Where a line holds the word "الإنسان", copy that line.

----- SUPPLIED MATERIAL

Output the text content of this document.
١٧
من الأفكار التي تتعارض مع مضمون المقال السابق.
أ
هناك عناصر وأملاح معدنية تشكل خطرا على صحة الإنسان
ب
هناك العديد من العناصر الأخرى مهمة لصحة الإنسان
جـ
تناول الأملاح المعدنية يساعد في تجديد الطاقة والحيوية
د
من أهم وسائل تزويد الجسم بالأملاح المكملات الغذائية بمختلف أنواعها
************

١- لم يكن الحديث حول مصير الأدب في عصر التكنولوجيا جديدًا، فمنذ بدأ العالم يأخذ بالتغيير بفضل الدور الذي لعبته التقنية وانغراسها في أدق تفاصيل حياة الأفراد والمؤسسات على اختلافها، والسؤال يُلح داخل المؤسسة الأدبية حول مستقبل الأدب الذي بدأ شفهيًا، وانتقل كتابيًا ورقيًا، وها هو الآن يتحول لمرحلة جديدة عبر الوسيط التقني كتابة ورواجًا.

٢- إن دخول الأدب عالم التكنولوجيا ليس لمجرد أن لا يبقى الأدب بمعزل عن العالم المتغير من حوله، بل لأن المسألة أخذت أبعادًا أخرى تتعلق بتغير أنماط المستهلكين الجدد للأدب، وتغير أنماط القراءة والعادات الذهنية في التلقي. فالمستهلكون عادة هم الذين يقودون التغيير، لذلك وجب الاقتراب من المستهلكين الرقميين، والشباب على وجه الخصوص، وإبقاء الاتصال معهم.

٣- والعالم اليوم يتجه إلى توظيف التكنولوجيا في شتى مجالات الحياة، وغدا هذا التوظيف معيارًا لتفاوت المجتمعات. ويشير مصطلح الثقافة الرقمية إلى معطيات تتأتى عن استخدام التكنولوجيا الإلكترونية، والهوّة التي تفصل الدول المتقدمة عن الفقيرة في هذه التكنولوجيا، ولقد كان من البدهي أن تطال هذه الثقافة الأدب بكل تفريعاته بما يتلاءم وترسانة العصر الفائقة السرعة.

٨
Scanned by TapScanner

----------

- SOLUTION FOR THIS TASK:
هناك عناصر وأملاح معدنية تشكل خطرا على صحة الإنسان
هناك العديد من العناصر الأخرى مهمة لصحة الإنسان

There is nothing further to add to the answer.